#### Given instruction
From the listing below, extract every line in which the word "JSON" appears.

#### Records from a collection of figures
──────────
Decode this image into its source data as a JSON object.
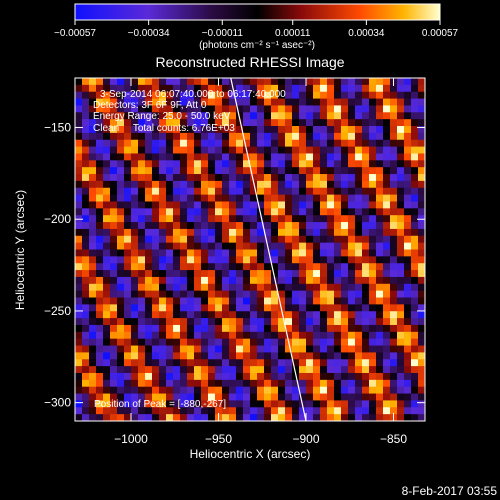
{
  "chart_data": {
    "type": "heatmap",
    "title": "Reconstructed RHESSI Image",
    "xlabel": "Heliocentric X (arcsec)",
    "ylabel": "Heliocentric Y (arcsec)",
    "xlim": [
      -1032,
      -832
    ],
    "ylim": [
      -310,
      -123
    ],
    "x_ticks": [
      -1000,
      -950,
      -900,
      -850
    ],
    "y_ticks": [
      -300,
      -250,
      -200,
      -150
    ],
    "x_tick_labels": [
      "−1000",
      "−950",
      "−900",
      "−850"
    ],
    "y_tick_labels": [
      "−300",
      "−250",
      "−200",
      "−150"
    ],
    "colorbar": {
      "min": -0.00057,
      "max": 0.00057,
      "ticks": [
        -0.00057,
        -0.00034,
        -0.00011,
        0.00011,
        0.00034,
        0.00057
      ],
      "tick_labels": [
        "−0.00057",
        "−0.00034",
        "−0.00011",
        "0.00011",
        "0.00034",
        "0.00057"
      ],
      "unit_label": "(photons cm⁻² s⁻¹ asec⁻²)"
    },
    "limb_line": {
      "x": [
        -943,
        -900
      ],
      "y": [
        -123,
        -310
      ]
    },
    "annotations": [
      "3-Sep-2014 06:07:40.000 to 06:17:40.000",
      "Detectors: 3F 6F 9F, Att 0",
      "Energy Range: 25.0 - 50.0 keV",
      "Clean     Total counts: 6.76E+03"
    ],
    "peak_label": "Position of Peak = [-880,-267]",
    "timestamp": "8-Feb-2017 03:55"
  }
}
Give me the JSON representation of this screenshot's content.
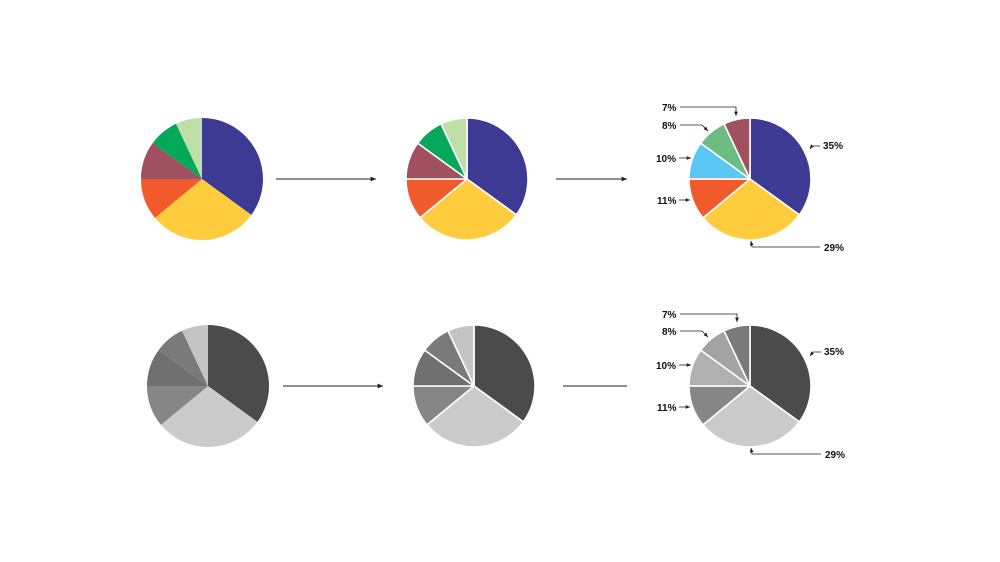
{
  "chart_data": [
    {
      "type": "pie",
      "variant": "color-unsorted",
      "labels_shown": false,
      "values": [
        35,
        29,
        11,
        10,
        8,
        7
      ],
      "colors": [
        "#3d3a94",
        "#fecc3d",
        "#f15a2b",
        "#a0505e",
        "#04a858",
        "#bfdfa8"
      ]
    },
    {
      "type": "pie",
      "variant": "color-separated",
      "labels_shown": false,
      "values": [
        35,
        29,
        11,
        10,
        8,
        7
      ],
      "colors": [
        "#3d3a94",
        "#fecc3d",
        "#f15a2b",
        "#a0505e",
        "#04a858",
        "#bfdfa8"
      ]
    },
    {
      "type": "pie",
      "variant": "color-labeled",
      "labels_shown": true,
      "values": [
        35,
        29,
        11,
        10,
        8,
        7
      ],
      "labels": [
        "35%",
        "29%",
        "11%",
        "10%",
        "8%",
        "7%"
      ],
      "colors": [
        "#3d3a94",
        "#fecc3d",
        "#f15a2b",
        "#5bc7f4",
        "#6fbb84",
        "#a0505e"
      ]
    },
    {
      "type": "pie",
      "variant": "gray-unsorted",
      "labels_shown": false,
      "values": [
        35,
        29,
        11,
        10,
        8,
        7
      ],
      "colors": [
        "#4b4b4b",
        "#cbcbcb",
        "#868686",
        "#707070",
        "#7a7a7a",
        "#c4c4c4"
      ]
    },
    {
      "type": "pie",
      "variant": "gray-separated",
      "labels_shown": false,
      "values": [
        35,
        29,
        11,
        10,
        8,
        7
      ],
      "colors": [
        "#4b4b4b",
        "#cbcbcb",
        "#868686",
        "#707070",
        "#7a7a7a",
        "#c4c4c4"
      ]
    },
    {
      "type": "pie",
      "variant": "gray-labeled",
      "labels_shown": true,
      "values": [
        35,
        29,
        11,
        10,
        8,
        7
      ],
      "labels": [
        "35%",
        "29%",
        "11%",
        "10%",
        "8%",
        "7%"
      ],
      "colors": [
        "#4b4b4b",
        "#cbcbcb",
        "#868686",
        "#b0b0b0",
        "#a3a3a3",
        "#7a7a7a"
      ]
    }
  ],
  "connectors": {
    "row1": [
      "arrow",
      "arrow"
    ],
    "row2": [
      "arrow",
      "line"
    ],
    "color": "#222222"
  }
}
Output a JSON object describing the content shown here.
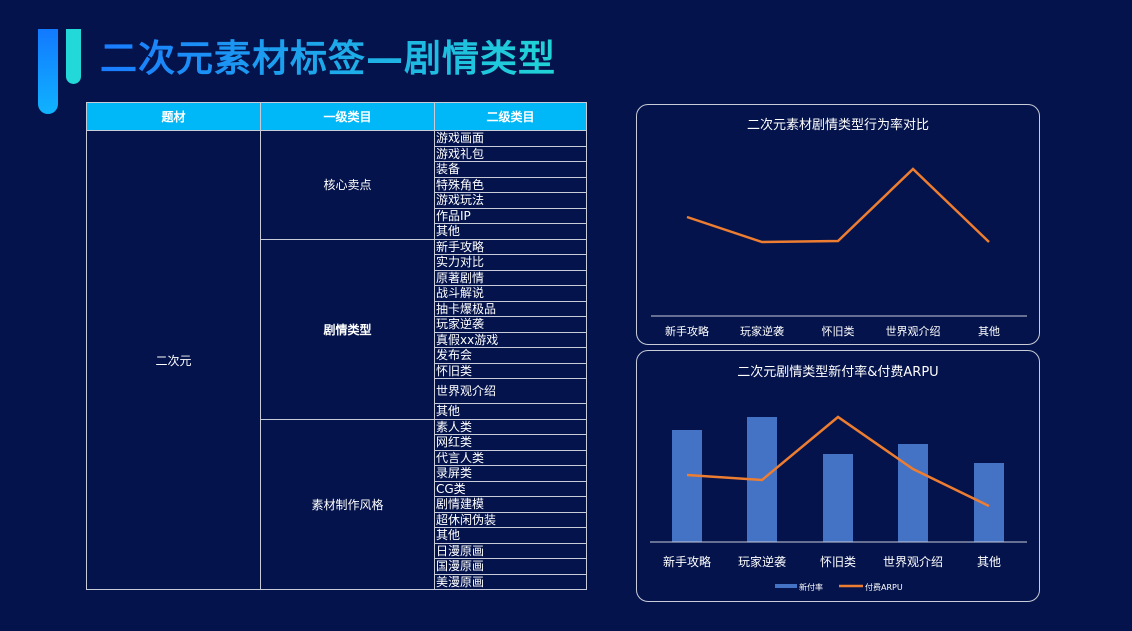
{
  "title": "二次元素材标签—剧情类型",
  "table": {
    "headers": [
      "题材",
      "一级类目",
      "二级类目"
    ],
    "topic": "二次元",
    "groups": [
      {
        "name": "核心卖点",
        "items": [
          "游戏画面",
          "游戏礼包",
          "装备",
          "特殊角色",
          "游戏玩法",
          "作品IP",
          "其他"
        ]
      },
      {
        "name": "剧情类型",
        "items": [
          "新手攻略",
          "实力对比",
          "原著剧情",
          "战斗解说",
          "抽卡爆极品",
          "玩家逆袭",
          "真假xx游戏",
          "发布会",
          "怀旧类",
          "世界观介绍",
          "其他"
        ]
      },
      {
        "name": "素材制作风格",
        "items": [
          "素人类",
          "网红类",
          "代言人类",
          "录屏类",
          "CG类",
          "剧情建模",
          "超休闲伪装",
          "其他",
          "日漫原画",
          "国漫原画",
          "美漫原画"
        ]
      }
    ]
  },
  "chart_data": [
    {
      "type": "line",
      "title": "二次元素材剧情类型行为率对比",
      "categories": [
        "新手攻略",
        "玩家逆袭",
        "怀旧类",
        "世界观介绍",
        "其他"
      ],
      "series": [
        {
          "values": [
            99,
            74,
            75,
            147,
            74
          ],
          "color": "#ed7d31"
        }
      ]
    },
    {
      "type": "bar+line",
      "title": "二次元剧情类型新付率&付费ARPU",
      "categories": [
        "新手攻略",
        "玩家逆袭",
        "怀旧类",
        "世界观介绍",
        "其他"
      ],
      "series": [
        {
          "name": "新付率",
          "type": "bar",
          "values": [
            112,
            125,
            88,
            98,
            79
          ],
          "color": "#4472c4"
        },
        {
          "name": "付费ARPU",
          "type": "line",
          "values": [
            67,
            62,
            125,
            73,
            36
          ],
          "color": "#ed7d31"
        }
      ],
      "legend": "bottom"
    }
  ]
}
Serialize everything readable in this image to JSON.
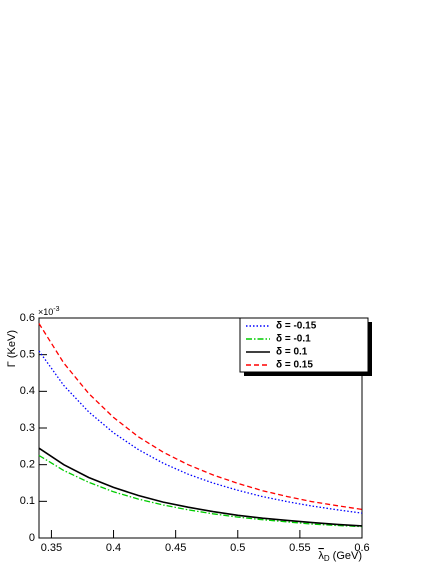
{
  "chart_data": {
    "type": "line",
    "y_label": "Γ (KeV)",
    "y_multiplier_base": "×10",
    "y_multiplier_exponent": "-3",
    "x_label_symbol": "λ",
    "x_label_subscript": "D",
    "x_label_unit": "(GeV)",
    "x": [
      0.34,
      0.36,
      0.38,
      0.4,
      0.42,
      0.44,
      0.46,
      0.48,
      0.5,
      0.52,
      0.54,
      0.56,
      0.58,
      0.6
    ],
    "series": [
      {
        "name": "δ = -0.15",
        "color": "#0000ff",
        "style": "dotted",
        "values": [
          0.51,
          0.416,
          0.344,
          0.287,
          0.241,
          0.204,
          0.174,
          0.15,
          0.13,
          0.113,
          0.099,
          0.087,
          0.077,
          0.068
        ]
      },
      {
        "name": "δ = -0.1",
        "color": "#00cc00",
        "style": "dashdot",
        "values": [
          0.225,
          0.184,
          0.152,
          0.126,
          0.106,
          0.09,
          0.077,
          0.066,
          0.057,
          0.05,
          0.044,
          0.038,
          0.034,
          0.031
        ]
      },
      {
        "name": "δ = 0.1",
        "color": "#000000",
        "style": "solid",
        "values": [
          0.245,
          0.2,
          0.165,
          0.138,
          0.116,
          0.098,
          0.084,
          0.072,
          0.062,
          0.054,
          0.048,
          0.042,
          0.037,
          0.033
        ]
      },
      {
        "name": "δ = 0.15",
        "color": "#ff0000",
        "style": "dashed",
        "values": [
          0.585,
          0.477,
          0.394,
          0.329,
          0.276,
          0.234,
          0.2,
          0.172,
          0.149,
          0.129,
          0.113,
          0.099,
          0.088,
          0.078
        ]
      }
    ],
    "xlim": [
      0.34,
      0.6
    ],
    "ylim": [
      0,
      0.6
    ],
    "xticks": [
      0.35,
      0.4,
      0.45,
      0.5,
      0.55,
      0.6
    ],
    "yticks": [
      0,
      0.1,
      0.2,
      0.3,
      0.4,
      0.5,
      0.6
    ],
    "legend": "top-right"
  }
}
──────────
#### Task output
Decode this image into its source data as a JSON object.
Give me the JSON representation of this screenshot's content.
Output a JSON object describing the content shown here.
Serialize everything readable in this image to JSON.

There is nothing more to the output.